--- Start of Exercise input ---

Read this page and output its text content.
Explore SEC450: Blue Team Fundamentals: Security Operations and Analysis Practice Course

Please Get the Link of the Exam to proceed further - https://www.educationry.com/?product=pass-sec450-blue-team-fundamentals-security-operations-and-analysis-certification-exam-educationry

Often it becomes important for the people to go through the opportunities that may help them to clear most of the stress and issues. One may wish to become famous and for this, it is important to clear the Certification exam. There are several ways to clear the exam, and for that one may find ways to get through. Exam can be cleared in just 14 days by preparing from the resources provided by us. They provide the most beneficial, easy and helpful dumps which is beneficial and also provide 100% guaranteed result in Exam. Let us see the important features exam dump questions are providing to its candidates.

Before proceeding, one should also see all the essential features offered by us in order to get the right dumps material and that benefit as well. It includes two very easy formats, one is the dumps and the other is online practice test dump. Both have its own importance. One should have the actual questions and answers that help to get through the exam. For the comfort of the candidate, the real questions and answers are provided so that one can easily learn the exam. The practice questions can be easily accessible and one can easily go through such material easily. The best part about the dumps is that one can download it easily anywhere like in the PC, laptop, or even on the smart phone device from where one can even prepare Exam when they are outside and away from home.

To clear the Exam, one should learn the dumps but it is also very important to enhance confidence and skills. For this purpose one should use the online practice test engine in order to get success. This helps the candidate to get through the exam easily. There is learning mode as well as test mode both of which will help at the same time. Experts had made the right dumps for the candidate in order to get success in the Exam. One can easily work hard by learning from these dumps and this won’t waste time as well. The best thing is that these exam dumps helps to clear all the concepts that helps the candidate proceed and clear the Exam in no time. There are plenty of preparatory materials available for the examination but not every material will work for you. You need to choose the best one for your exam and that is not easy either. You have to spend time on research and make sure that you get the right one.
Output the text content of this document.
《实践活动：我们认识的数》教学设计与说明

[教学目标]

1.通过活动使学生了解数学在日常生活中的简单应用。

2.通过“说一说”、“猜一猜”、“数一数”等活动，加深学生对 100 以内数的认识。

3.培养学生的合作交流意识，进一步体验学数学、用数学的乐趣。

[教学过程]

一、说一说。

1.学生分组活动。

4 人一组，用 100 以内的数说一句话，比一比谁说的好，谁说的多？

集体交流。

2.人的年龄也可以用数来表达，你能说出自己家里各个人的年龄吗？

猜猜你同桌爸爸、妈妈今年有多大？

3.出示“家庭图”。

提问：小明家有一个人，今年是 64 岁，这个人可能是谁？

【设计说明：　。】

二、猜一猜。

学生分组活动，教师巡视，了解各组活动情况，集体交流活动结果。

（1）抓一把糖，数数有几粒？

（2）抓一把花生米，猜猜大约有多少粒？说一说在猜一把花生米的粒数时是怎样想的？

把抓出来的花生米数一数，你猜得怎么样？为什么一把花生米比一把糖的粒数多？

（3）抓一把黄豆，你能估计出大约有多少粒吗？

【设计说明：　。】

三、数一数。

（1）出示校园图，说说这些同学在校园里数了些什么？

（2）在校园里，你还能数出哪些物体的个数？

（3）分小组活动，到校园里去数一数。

--- End of Exercise input ---

The problem ▸
Your task is to repeat every line exactly.

Solution for this task ▸
Read this page and output its text content.
Explore SEC450: Blue Team Fundamentals: Security Operations and Analysis Practice Course

Please Get the Link of the Exam to proceed further - https://www.educationry.com/?product=pass-sec450-blue-team-fundamentals-security-operations-and-analysis-certification-exam-educationry

Often it becomes important for the people to go through the opportunities that may help them to clear most of the stress and issues. One may wish to become famous and for this, it is important to clear the Certification exam. There are several ways to clear the exam, and for that one may find ways to get through. Exam can be cleared in just 14 days by preparing from the resources provided by us. They provide the most beneficial, easy and helpful dumps which is beneficial and also provide 100% guaranteed result in Exam. Let us see the important features exam dump questions are providing to its candidates.

Before proceeding, one should also see all the essential features offered by us in order to get the right dumps material and that benefit as well. It includes two very easy formats, one is the dumps and the other is online practice test dump. Both have its own importance. One should have the actual questions and answers that help to get through the exam. For the comfort of the candidate, the real questions and answers are provided so that one can easily learn the exam. The practice questions can be easily accessible and one can easily go through such material easily. The best part about the dumps is that one can download it easily anywhere like in the PC, laptop, or even on the smart phone device from where one can even prepare Exam when they are outside and away from home.

To clear the Exam, one should learn the dumps but it is also very important to enhance confidence and skills. For this purpose one should use the online practice test engine in order to get success. This helps the candidate to get through the exam easily. There is learning mode as well as test mode both of which will help at the same time. Experts had made the right dumps for the candidate in order to get success in the Exam. One can easily work hard by learning from these dumps and this won’t waste time as well. The best thing is that these exam dumps helps to clear all the concepts that helps the candidate proceed and clear the Exam in no time. There are plenty of preparatory materials available for the examination but not every material will work for you. You need to choose the best one for your exam and that is not easy either. You have to spend time on research and make sure that you get the right one.
Output the text content of this document.
《实践活动：我们认识的数》教学设计与说明

[教学目标]

1.通过活动使学生了解数学在日常生活中的简单应用。

2.通过“说一说”、“猜一猜”、“数一数”等活动，加深学生对 100 以内数的认识。

3.培养学生的合作交流意识，进一步体验学数学、用数学的乐趣。

[教学过程]

一、说一说。

1.学生分组活动。

4 人一组，用 100 以内的数说一句话，比一比谁说的好，谁说的多？

集体交流。

2.人的年龄也可以用数来表达，你能说出自己家里各个人的年龄吗？

猜猜你同桌爸爸、妈妈今年有多大？

3.出示“家庭图”。

提问：小明家有一个人，今年是 64 岁，这个人可能是谁？

【设计说明：　。】

二、猜一猜。

学生分组活动，教师巡视，了解各组活动情况，集体交流活动结果。

（1）抓一把糖，数数有几粒？

（2）抓一把花生米，猜猜大约有多少粒？说一说在猜一把花生米的粒数时是怎样想的？

把抓出来的花生米数一数，你猜得怎么样？为什么一把花生米比一把糖的粒数多？

（3）抓一把黄豆，你能估计出大约有多少粒吗？

【设计说明：　。】

三、数一数。

（1）出示校园图，说说这些同学在校园里数了些什么？

（2）在校园里，你还能数出哪些物体的个数？

（3）分小组活动，到校园里去数一数。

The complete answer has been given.